Figure record listings
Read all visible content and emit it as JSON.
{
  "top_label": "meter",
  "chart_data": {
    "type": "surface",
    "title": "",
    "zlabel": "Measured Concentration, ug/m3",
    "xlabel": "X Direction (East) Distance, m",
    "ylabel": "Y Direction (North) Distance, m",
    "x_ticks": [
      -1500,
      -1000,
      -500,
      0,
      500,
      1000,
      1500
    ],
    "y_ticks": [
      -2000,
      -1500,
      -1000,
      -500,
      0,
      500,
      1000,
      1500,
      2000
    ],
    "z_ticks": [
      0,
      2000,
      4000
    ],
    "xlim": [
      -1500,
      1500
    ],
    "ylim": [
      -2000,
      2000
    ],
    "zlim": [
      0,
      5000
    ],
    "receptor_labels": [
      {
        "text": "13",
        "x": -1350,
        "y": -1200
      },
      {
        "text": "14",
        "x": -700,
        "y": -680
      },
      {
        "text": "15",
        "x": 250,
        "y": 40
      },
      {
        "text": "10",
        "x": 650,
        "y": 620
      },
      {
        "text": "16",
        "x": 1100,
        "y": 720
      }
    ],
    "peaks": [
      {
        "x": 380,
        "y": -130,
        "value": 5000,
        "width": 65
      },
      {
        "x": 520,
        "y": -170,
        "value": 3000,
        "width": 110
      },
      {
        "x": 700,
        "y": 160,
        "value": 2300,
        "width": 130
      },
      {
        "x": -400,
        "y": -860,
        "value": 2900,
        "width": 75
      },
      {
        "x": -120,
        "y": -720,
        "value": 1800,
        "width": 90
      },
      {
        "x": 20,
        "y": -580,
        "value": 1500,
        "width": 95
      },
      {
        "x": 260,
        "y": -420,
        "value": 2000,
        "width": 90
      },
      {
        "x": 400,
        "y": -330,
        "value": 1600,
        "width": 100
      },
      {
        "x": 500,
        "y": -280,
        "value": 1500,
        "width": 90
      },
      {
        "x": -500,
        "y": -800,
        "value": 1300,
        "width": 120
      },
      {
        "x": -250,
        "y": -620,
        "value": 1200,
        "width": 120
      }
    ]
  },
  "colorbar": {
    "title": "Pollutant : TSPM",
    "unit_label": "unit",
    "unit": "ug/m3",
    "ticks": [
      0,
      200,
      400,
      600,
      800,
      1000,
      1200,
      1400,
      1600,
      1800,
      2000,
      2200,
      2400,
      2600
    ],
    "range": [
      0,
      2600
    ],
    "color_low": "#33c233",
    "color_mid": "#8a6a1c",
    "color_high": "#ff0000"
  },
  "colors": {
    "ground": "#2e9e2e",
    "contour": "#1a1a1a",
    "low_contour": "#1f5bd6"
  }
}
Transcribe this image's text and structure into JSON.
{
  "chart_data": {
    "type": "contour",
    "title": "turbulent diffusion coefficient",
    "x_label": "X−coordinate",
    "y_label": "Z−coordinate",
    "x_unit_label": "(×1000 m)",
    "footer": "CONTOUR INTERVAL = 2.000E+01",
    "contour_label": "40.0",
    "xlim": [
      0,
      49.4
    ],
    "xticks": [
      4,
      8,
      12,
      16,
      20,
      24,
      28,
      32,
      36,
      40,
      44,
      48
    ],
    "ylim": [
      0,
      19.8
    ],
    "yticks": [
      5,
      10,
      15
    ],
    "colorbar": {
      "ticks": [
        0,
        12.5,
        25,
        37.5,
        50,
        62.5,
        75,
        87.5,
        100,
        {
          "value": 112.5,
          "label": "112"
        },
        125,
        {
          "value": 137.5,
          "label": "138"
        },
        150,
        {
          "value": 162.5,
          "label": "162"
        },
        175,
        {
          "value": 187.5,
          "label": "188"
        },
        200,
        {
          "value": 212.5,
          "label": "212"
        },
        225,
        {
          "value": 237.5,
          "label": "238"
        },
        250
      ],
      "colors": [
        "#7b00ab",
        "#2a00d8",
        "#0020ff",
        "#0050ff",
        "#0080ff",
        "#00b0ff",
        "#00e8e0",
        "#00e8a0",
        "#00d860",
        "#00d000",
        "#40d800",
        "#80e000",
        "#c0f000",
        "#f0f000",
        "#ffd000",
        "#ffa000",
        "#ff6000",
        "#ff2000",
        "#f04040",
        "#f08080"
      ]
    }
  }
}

_Written instruction_
Give every line of the material that includes the string "title".

_Response to the task_
    "title": "",
    "title": "Pollutant : TSPM",
    "title": "turbulent diffusion coefficient",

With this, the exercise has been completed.